[begin EXTRACTED MATERIAL]

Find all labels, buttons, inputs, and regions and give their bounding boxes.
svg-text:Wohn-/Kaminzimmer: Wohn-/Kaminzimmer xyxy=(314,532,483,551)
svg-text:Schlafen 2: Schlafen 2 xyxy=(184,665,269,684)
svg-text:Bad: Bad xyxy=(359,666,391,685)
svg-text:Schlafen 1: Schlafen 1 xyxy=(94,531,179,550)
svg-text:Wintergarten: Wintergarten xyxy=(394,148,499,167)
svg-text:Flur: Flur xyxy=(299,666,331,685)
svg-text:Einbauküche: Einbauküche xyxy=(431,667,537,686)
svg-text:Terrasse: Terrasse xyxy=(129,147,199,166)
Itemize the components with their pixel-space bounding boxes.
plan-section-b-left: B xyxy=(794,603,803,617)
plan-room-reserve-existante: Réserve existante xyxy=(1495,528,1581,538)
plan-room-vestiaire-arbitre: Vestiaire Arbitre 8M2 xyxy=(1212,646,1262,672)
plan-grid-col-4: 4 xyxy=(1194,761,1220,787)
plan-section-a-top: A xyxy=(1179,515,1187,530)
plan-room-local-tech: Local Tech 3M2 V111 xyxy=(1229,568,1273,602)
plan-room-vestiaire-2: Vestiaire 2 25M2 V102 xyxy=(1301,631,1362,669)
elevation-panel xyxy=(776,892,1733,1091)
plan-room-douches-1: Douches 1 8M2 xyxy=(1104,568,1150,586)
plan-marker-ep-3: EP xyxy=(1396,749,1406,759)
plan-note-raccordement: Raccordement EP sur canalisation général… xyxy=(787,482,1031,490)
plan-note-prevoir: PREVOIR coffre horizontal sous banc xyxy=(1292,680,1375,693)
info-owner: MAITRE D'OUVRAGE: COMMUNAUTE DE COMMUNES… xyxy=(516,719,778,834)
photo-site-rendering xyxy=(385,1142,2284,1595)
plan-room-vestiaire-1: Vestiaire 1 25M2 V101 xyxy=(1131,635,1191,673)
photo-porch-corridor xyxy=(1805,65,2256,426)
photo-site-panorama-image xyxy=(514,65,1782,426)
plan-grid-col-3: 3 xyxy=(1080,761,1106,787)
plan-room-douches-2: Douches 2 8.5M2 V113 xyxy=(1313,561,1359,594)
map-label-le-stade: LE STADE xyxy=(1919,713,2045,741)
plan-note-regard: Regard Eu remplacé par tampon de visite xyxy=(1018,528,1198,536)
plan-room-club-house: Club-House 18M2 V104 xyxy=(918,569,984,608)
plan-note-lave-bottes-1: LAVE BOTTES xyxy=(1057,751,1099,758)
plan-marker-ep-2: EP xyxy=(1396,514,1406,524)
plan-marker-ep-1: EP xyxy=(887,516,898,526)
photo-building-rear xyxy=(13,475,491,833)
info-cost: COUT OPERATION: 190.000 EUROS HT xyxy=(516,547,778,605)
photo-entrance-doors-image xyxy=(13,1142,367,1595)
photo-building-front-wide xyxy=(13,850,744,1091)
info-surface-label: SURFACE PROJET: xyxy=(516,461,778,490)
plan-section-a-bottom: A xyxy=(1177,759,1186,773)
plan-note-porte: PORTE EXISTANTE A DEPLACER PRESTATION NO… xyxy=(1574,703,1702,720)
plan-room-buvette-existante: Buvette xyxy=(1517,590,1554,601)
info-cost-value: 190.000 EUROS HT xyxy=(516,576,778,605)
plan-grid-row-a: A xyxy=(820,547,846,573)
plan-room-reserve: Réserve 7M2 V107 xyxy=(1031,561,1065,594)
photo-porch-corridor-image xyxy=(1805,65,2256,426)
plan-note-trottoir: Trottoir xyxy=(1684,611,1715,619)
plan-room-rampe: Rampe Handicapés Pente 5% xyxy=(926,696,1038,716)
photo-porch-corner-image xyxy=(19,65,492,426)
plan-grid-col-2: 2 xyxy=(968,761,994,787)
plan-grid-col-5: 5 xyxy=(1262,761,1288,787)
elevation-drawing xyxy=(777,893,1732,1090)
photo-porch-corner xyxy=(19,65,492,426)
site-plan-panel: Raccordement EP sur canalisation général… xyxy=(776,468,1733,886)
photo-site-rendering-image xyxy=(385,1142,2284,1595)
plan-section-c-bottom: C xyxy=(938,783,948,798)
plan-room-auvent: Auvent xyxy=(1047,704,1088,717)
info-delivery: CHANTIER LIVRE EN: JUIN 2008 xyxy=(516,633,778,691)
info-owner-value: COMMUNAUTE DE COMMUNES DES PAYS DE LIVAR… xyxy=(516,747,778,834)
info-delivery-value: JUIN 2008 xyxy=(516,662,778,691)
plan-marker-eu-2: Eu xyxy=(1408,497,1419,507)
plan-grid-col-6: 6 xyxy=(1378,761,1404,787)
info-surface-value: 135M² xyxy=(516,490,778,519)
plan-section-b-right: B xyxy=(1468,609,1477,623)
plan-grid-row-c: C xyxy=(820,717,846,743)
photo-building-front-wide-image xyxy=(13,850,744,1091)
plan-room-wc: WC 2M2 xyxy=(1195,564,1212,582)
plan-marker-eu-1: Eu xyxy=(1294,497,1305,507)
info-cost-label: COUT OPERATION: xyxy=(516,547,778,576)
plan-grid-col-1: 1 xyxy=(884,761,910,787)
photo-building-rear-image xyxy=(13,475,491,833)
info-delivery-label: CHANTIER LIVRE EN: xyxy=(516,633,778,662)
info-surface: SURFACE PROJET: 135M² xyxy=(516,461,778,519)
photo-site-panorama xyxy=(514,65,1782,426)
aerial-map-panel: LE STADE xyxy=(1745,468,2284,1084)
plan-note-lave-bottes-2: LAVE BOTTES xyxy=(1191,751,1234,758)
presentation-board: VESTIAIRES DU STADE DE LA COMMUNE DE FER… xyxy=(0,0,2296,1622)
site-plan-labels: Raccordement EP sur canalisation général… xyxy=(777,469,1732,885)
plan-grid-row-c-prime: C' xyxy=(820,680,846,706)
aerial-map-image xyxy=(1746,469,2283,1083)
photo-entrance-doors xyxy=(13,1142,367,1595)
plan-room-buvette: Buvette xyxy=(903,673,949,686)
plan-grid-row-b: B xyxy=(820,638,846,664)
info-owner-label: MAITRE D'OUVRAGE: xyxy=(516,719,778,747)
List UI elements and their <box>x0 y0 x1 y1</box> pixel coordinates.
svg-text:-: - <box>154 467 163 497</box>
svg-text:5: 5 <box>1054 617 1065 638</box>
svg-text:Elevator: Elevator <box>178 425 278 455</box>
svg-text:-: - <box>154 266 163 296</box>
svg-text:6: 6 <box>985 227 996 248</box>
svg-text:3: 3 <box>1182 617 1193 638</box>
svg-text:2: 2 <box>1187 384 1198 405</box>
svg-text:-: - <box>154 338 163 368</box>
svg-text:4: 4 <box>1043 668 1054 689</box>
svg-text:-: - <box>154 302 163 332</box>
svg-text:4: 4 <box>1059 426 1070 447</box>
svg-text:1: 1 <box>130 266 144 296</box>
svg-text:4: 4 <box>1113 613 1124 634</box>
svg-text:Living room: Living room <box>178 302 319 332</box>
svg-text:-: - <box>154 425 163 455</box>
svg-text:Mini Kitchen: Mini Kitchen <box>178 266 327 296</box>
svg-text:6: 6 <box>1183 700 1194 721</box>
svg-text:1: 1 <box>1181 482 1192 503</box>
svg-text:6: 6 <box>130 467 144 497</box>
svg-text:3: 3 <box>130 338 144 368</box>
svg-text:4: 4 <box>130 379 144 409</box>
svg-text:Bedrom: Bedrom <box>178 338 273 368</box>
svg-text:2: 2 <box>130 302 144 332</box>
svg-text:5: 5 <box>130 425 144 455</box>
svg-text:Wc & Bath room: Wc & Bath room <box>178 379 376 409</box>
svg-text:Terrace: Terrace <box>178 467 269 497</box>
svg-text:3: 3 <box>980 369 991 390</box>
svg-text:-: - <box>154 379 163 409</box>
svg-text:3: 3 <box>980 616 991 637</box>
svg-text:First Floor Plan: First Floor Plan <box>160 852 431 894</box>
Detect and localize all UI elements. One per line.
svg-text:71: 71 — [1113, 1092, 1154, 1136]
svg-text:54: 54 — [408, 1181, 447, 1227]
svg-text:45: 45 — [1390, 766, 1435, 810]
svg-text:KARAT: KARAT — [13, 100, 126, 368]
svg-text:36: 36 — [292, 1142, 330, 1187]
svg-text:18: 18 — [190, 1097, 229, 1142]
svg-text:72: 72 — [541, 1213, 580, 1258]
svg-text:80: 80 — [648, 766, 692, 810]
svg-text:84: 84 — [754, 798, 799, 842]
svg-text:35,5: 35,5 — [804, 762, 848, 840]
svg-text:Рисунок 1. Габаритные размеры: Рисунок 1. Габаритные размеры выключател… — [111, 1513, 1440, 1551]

[end EXTRACTED MATERIAL]

◆ **STATED PROBLEM**
Retype the stretch of the listing from its first line through the line containing "plan-note-regard: Regard Eu", with both ends included, reproducing each line character for character.

◆ **SOLUTION TO THE PROBLEM**
Find all labels, buttons, inputs, and regions and give their bounding boxes.
svg-text:Wohn-/Kaminzimmer: Wohn-/Kaminzimmer xyxy=(314,532,483,551)
svg-text:Schlafen 2: Schlafen 2 xyxy=(184,665,269,684)
svg-text:Bad: Bad xyxy=(359,666,391,685)
svg-text:Schlafen 1: Schlafen 1 xyxy=(94,531,179,550)
svg-text:Wintergarten: Wintergarten xyxy=(394,148,499,167)
svg-text:Flur: Flur xyxy=(299,666,331,685)
svg-text:Einbauküche: Einbauküche xyxy=(431,667,537,686)
svg-text:Terrasse: Terrasse xyxy=(129,147,199,166)
Itemize the components with their pixel-space bounding boxes.
plan-section-b-left: B xyxy=(794,603,803,617)
plan-room-reserve-existante: Réserve existante xyxy=(1495,528,1581,538)
plan-room-vestiaire-arbitre: Vestiaire Arbitre 8M2 xyxy=(1212,646,1262,672)
plan-grid-col-4: 4 xyxy=(1194,761,1220,787)
plan-section-a-top: A xyxy=(1179,515,1187,530)
plan-room-local-tech: Local Tech 3M2 V111 xyxy=(1229,568,1273,602)
plan-room-vestiaire-2: Vestiaire 2 25M2 V102 xyxy=(1301,631,1362,669)
elevation-panel xyxy=(776,892,1733,1091)
plan-room-douches-1: Douches 1 8M2 xyxy=(1104,568,1150,586)
plan-marker-ep-3: EP xyxy=(1396,749,1406,759)
plan-note-raccordement: Raccordement EP sur canalisation général… xyxy=(787,482,1031,490)
plan-note-prevoir: PREVOIR coffre horizontal sous banc xyxy=(1292,680,1375,693)
info-owner: MAITRE D'OUVRAGE: COMMUNAUTE DE COMMUNES… xyxy=(516,719,778,834)
photo-site-rendering xyxy=(385,1142,2284,1595)
plan-room-vestiaire-1: Vestiaire 1 25M2 V101 xyxy=(1131,635,1191,673)
photo-porch-corridor xyxy=(1805,65,2256,426)
photo-site-panorama-image xyxy=(514,65,1782,426)
plan-grid-col-3: 3 xyxy=(1080,761,1106,787)
plan-room-douches-2: Douches 2 8.5M2 V113 xyxy=(1313,561,1359,594)
map-label-le-stade: LE STADE xyxy=(1919,713,2045,741)
plan-note-regard: Regard Eu remplacé par tampon de visite xyxy=(1018,528,1198,536)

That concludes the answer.